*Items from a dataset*
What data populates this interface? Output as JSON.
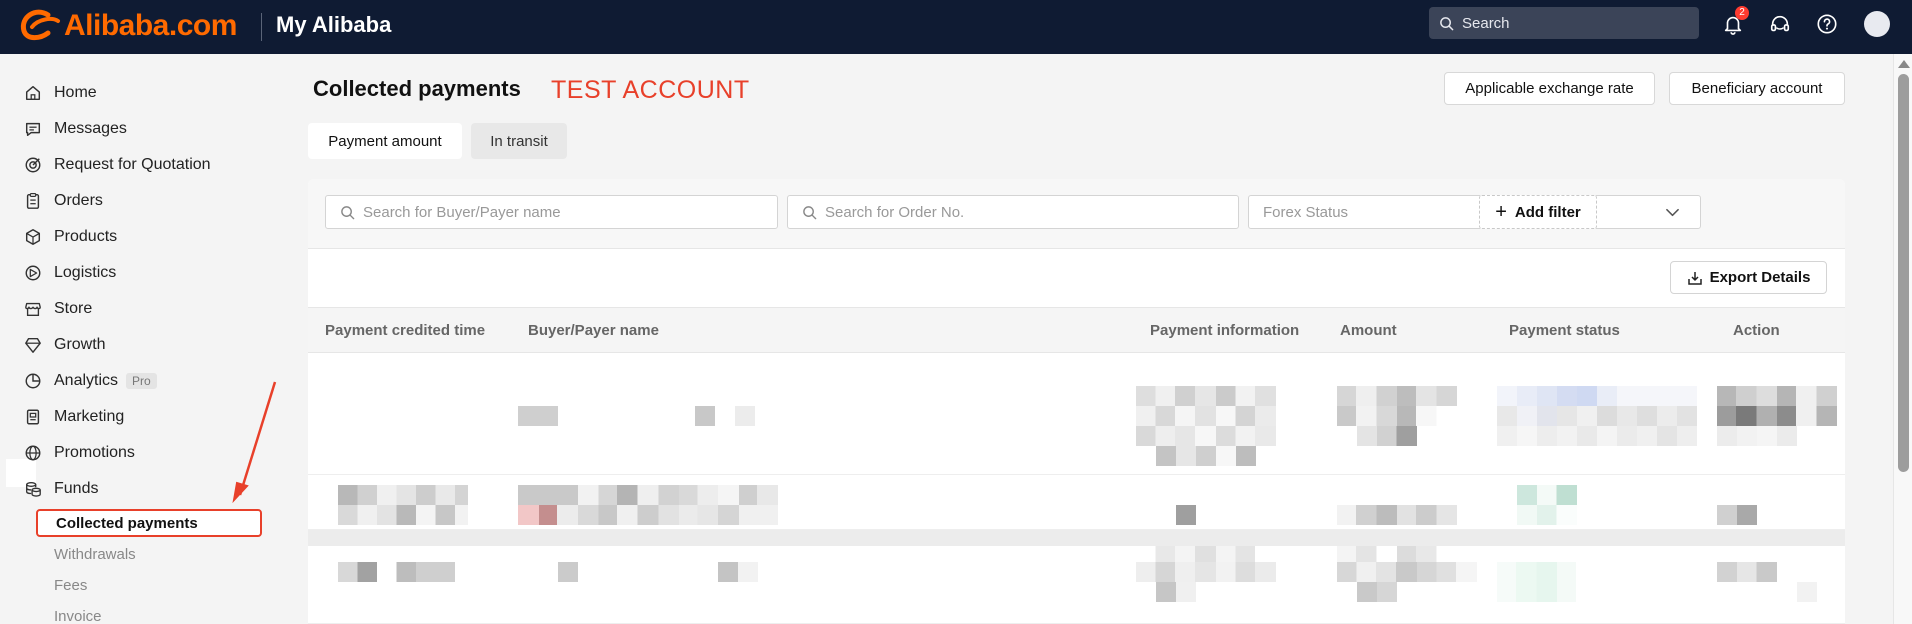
{
  "colors": {
    "brand": "#ff6a00",
    "topbar": "#0f1b33",
    "annotation": "#e8402a"
  },
  "header": {
    "logo_text": "Alibaba.com",
    "title": "My Alibaba",
    "search_placeholder": "Search",
    "notification_count": "2",
    "icons": [
      "bell-icon",
      "headset-icon",
      "help-icon"
    ]
  },
  "sidebar": {
    "items": [
      {
        "label": "Home",
        "icon": "home-icon"
      },
      {
        "label": "Messages",
        "icon": "messages-icon"
      },
      {
        "label": "Request for Quotation",
        "icon": "target-icon"
      },
      {
        "label": "Orders",
        "icon": "clipboard-icon"
      },
      {
        "label": "Products",
        "icon": "box-icon"
      },
      {
        "label": "Logistics",
        "icon": "truck-icon"
      },
      {
        "label": "Store",
        "icon": "store-icon"
      },
      {
        "label": "Growth",
        "icon": "diamond-icon"
      },
      {
        "label": "Analytics",
        "icon": "pie-chart-icon",
        "tag": "Pro"
      },
      {
        "label": "Marketing",
        "icon": "marketing-icon"
      },
      {
        "label": "Promotions",
        "icon": "globe-icon"
      },
      {
        "label": "Funds",
        "icon": "coins-icon"
      }
    ],
    "funds_sub": [
      {
        "label": "Collected payments",
        "active": true
      },
      {
        "label": "Withdrawals"
      },
      {
        "label": "Fees"
      },
      {
        "label": "Invoice"
      }
    ]
  },
  "main": {
    "title": "Collected payments",
    "test_label": "TEST ACCOUNT",
    "buttons": {
      "exchange_rate": "Applicable exchange rate",
      "beneficiary": "Beneficiary account"
    },
    "tabs": [
      {
        "label": "Payment amount",
        "active": true
      },
      {
        "label": "In transit"
      }
    ],
    "filters": {
      "buyer_placeholder": "Search for Buyer/Payer name",
      "order_placeholder": "Search for Order No.",
      "forex_placeholder": "Forex Status",
      "add_filter": "Add filter"
    },
    "export_label": "Export Details",
    "columns": [
      "Payment credited time",
      "Buyer/Payer name",
      "Payment information",
      "Amount",
      "Payment status",
      "Action"
    ]
  }
}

*STATED EXERCISE*
Above are the records. Copy every line in them holding "Alibaba".

*ANSWER TO THE TASK*
    "logo_text": "Alibaba.com",
    "title": "My Alibaba",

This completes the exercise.